> Work instructions
Read through the entries below and return each line with the word "into".

[Entries from a dataset]
* * * * * * *
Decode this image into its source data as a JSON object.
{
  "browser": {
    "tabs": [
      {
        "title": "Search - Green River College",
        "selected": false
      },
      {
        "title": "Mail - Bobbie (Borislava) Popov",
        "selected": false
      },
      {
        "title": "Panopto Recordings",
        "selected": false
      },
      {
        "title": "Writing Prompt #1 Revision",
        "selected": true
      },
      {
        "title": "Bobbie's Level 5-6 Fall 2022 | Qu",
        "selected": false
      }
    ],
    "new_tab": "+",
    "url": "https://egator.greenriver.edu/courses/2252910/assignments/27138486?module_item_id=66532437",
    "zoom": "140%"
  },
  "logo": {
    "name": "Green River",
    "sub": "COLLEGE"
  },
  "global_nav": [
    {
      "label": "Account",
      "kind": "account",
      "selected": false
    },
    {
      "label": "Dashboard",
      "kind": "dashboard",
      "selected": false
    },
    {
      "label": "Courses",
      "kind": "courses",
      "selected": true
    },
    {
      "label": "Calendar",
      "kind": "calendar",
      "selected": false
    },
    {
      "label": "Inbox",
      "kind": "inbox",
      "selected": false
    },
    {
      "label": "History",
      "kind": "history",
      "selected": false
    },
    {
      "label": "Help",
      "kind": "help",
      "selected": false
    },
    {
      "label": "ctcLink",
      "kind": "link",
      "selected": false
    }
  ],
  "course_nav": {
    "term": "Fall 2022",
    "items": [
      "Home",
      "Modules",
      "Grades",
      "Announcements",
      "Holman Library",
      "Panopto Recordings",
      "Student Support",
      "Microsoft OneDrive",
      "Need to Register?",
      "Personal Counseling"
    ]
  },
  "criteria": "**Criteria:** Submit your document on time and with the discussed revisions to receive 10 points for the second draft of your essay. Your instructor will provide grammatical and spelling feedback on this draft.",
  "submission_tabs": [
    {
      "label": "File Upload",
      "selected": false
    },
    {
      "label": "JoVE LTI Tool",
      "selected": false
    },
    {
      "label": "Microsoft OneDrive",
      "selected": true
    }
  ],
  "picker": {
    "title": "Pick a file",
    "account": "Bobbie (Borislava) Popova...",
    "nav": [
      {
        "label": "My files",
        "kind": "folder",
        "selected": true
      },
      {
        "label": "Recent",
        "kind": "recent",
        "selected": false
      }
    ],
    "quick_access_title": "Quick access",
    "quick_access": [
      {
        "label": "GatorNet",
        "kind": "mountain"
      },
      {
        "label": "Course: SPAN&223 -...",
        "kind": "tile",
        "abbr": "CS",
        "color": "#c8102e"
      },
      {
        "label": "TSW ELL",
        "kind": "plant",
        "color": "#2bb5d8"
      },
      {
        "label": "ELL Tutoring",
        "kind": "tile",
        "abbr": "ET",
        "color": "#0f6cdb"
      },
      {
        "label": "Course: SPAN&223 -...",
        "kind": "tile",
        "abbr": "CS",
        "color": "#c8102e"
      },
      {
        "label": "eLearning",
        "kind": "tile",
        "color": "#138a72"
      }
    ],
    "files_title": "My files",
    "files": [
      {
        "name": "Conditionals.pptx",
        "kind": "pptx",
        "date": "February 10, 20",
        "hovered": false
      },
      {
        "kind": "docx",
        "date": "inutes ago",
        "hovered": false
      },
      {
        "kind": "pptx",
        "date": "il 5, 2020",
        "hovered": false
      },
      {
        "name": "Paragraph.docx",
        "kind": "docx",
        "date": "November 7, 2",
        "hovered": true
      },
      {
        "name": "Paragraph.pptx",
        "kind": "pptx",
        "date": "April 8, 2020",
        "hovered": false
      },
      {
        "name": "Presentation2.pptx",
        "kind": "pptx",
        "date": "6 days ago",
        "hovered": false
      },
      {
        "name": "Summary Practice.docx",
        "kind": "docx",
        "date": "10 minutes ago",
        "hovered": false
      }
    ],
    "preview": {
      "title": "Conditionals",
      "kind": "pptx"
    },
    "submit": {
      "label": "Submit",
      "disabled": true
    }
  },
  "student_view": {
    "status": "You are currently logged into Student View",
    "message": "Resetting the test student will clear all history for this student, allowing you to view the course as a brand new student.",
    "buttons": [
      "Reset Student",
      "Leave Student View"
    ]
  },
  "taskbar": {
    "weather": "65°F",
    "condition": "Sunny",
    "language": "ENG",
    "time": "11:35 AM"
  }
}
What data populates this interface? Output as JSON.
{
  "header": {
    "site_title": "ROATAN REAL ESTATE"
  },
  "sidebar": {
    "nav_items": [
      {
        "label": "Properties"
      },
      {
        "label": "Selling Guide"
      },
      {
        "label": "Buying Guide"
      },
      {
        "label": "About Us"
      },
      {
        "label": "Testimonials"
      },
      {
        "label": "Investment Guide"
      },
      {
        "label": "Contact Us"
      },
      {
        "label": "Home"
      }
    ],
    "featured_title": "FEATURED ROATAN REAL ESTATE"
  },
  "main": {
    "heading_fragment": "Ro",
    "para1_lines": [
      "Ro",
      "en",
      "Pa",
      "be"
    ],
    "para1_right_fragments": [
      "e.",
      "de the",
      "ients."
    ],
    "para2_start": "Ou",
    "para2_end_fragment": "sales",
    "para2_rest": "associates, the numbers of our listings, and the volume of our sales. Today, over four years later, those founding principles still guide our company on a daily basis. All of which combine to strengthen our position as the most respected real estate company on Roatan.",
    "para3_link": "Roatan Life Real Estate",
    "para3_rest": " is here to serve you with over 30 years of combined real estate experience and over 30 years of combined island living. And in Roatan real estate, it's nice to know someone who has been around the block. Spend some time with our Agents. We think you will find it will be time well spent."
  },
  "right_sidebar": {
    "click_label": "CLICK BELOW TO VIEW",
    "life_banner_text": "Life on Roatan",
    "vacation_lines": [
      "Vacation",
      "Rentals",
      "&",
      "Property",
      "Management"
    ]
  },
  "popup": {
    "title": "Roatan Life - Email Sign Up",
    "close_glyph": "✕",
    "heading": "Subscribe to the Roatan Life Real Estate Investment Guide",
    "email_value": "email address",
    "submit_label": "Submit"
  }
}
* * * * * * *
> Answer to the task
Decode this image into its source data as a JSON object.
    "status": "You are currently logged into Student View",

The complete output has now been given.